─── Available records ───

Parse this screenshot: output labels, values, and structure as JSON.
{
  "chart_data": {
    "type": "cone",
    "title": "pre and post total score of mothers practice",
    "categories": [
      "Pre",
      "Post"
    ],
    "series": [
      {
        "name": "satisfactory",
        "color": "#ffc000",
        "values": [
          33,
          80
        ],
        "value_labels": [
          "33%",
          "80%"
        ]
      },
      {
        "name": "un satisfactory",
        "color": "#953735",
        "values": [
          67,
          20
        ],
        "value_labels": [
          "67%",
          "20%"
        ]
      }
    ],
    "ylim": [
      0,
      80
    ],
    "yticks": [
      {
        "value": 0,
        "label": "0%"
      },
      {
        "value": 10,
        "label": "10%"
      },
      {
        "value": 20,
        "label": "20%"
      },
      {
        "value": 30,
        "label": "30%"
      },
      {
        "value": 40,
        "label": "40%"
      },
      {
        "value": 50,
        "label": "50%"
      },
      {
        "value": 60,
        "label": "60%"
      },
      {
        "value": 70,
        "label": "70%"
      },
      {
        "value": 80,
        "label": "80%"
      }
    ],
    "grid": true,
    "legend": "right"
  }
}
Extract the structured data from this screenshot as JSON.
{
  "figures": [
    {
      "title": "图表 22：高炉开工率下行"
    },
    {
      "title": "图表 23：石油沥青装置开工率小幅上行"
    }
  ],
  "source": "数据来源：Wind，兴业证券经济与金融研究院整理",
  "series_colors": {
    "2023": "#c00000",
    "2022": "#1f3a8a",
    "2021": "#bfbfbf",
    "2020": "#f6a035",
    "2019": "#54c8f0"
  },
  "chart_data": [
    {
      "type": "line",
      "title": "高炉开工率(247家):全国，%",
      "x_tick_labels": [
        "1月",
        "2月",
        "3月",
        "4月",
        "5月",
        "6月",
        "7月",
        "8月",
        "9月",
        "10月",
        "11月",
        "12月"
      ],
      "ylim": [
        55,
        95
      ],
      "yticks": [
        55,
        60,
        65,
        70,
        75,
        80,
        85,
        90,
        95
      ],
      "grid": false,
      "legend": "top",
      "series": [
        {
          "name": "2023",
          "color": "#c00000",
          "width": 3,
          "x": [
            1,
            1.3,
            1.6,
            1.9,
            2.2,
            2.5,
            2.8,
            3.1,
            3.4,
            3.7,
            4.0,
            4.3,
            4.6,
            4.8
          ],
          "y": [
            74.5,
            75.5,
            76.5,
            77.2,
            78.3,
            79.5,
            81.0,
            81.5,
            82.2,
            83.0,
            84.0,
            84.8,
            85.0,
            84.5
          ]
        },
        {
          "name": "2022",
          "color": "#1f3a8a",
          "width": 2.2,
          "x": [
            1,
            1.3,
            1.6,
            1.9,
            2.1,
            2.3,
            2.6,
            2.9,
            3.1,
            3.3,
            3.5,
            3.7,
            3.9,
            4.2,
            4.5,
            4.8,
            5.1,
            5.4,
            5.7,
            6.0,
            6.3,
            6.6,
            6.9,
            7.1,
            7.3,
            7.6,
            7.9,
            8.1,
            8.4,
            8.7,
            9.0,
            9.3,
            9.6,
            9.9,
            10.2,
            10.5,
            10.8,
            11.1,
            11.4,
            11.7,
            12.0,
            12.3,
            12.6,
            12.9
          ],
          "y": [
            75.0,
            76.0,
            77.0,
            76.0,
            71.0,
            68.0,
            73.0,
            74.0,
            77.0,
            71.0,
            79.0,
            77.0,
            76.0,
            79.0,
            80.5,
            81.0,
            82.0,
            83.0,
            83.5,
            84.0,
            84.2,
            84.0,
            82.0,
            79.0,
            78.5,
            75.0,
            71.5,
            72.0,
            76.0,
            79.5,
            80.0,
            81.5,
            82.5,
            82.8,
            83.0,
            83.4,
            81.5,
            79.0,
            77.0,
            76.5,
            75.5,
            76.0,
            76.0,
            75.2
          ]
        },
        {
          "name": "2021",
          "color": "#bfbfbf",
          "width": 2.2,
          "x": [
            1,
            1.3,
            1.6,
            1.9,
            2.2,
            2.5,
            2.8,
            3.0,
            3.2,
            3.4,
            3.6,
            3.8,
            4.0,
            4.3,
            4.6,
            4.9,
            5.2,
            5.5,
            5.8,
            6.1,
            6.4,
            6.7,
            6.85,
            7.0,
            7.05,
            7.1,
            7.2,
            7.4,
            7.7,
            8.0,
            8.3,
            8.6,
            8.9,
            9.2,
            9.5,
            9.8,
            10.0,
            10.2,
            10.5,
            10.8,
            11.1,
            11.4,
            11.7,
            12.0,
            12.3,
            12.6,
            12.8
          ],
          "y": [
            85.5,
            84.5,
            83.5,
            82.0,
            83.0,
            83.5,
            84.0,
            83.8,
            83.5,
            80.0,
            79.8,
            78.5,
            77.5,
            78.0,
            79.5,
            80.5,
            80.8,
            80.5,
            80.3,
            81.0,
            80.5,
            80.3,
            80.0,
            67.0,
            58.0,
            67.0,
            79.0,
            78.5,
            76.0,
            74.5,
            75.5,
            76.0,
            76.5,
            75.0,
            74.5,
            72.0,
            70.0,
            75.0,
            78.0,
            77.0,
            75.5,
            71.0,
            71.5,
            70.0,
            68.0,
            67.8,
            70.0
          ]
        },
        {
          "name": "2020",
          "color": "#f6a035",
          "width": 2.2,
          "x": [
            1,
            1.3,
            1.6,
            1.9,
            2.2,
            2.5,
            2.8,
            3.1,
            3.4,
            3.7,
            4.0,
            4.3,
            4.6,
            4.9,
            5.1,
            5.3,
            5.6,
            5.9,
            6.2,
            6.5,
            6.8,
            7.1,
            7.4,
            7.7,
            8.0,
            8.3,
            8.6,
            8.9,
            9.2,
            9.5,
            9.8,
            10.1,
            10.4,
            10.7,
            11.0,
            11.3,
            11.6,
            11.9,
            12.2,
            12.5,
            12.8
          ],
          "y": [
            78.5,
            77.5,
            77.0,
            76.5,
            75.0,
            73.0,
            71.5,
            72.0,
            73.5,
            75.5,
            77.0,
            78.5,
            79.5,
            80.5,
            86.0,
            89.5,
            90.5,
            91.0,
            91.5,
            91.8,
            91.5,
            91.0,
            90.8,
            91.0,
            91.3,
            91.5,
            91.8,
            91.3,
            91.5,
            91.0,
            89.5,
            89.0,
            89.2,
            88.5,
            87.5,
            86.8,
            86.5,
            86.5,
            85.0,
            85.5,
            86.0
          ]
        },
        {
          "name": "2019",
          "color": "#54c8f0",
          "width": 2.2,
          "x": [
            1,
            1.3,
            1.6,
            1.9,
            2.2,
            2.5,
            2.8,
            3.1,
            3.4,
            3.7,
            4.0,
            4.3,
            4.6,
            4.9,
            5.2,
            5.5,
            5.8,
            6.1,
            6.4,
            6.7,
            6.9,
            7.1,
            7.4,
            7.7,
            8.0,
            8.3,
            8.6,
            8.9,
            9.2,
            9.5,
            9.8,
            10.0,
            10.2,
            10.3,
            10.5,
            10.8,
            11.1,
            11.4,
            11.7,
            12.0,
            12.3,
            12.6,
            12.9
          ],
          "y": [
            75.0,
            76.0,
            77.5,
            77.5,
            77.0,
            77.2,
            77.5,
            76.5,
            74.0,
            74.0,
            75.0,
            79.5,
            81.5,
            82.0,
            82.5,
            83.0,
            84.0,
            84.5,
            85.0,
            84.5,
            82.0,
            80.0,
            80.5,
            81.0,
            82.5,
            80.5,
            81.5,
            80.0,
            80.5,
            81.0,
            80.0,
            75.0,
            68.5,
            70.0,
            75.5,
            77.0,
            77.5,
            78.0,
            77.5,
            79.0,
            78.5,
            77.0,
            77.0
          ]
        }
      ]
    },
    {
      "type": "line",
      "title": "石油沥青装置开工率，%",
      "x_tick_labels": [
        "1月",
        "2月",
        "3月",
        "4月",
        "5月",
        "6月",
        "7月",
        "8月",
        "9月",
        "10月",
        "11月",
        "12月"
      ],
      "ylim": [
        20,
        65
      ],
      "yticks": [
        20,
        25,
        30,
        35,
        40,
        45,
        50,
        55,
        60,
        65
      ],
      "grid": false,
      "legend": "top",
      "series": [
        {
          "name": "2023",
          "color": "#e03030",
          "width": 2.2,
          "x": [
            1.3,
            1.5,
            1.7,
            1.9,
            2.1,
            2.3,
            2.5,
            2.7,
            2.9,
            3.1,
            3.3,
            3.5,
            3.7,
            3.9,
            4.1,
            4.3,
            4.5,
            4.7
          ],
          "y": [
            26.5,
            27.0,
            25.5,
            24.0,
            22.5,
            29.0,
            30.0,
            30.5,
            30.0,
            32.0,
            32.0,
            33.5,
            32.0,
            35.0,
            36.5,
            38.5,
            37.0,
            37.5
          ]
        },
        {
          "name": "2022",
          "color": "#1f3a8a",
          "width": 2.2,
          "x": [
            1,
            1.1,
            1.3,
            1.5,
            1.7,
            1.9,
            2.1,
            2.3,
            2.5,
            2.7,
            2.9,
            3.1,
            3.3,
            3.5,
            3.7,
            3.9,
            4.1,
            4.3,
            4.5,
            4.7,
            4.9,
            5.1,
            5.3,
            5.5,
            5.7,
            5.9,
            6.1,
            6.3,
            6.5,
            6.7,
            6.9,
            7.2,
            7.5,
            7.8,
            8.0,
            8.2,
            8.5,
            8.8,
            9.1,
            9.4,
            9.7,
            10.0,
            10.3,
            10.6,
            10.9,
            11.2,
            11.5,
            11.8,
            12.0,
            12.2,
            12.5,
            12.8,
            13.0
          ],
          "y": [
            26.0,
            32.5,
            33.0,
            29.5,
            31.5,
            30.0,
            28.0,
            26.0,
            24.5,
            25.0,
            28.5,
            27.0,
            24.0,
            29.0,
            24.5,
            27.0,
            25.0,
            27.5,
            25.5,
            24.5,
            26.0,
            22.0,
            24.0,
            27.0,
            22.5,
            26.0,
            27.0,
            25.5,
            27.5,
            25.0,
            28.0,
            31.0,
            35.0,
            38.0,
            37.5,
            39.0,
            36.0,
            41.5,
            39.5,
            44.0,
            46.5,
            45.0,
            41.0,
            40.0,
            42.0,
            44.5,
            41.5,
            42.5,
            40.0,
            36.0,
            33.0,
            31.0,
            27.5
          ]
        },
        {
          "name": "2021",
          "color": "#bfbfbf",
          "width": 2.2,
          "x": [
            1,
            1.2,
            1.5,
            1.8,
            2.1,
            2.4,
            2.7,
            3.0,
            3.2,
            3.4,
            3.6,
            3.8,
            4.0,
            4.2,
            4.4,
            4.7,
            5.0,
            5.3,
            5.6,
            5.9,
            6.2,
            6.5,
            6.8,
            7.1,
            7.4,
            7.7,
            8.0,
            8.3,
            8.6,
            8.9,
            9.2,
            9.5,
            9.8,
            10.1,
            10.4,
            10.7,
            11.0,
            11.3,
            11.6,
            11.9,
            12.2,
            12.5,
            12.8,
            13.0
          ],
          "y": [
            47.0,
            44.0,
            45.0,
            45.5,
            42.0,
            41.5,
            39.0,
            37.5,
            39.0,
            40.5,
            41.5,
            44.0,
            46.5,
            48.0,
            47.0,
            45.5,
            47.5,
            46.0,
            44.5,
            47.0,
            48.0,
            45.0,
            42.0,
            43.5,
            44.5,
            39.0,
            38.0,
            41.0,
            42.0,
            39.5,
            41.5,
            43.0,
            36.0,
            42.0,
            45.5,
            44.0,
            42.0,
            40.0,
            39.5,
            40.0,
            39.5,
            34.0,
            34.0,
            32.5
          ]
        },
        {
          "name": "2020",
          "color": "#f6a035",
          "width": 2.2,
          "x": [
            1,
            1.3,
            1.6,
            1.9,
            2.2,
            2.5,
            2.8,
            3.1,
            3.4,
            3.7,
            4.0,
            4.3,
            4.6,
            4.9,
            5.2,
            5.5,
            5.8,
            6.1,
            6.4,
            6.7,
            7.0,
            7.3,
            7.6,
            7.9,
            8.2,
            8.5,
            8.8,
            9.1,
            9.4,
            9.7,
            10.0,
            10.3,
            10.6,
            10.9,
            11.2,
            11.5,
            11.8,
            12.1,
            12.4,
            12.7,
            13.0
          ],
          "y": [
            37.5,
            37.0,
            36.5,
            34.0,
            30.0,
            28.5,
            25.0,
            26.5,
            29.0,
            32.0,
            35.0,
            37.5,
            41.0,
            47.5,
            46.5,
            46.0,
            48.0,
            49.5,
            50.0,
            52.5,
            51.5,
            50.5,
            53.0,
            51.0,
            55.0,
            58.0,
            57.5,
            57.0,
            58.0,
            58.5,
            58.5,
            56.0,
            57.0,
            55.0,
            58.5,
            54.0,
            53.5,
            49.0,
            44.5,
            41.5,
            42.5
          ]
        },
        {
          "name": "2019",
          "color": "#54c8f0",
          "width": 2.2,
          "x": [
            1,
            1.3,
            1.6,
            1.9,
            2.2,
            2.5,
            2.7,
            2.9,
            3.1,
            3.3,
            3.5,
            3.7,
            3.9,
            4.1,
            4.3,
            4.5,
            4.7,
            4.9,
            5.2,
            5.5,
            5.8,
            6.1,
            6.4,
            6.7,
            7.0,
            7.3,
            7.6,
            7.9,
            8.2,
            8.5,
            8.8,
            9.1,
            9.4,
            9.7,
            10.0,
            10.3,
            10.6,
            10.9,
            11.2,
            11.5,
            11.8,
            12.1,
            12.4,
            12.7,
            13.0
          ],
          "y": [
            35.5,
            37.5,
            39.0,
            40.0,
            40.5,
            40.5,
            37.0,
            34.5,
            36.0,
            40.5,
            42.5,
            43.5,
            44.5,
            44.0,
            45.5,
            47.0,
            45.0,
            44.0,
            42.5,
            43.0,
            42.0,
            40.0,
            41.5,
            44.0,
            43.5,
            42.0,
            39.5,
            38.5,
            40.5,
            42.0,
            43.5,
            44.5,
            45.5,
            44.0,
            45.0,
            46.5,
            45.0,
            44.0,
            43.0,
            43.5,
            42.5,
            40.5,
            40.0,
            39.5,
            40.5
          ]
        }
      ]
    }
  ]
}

───

▶ _Work to be completed_:
Among the records above, how many lines carry the string "title"? Reply with the number alone.

▶ _Reply to the exercise_:
5